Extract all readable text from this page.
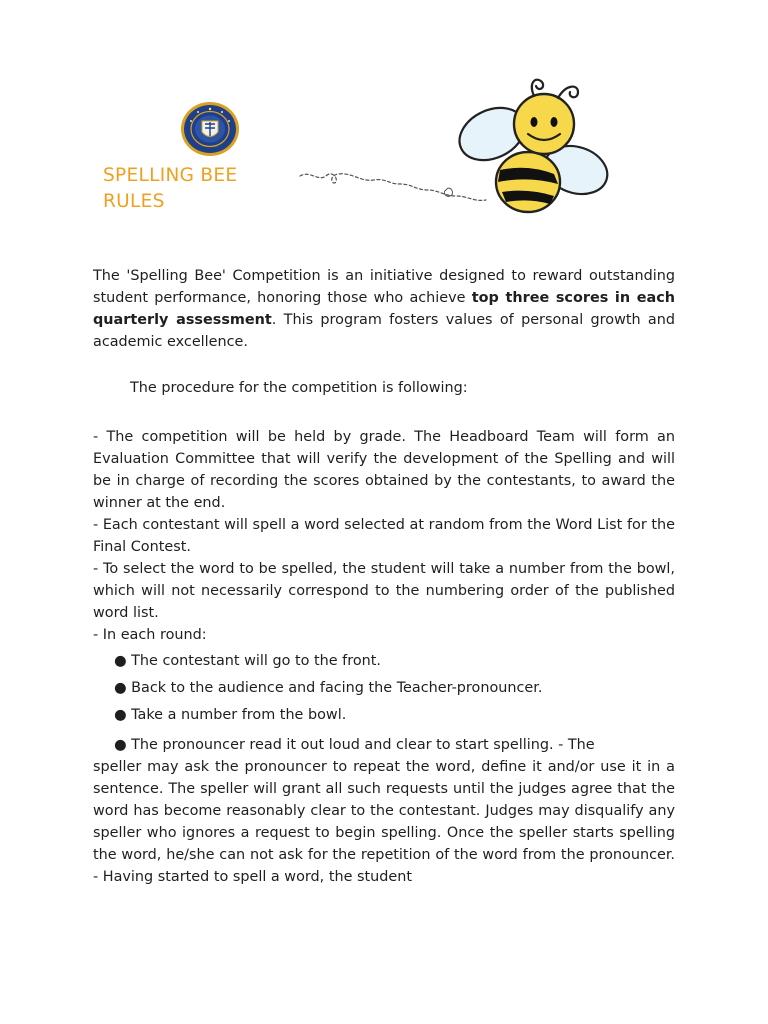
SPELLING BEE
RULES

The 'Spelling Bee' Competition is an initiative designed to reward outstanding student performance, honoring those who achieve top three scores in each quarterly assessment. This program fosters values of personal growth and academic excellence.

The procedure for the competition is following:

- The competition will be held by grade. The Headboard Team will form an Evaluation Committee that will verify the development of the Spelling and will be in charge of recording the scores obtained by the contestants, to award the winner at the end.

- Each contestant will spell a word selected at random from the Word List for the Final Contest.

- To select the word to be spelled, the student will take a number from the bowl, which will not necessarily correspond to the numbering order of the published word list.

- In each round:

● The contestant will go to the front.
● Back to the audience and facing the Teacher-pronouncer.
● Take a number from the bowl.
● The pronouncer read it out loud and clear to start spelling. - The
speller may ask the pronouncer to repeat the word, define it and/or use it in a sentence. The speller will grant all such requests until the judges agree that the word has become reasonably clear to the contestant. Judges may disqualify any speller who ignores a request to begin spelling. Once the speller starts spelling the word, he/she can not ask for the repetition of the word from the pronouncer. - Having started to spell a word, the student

☆ ☆ ☆ ☆ ☆

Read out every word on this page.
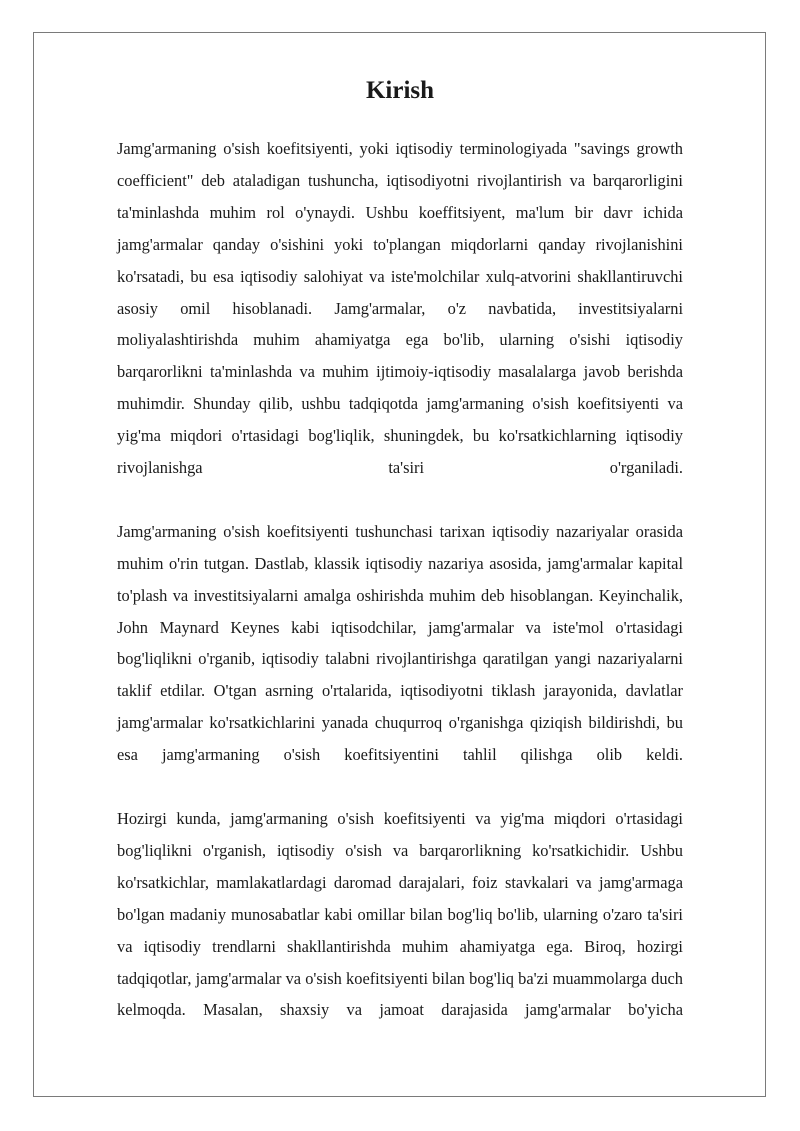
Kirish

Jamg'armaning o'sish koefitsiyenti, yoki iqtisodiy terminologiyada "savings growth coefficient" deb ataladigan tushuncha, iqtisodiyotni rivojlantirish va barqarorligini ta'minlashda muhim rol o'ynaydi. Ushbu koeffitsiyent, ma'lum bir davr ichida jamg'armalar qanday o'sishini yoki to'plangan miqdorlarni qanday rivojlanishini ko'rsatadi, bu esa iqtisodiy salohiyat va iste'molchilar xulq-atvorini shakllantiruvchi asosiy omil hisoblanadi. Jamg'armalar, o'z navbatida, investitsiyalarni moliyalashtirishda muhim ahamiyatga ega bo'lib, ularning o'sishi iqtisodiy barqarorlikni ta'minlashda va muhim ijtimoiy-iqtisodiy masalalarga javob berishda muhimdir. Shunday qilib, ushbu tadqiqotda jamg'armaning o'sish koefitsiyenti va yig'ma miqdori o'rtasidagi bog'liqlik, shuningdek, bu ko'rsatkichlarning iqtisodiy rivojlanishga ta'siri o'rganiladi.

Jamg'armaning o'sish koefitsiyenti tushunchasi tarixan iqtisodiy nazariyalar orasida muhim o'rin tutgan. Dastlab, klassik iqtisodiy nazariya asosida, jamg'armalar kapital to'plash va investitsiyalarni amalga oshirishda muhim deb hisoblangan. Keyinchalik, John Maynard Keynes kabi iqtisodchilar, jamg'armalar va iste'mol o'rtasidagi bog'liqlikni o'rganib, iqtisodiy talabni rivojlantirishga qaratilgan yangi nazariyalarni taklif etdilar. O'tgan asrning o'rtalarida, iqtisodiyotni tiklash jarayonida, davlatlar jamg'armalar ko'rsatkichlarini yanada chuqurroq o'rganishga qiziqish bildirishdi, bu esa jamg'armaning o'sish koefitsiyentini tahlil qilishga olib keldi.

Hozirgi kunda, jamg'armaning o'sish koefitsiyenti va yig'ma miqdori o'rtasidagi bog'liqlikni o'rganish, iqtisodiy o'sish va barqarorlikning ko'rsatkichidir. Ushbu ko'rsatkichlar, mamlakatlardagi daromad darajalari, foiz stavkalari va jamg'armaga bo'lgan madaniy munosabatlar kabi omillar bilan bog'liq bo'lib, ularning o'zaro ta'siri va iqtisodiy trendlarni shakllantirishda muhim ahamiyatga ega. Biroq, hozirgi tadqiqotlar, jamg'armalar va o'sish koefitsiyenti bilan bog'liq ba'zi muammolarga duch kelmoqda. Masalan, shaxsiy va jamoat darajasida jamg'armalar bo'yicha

☆ ☆ ☆ ☆ ☆

:: What you have to do ::
Tally the lines in the entries above that hold the word "pronouncer". Reply with nothing but that count.

:: Answer ::
3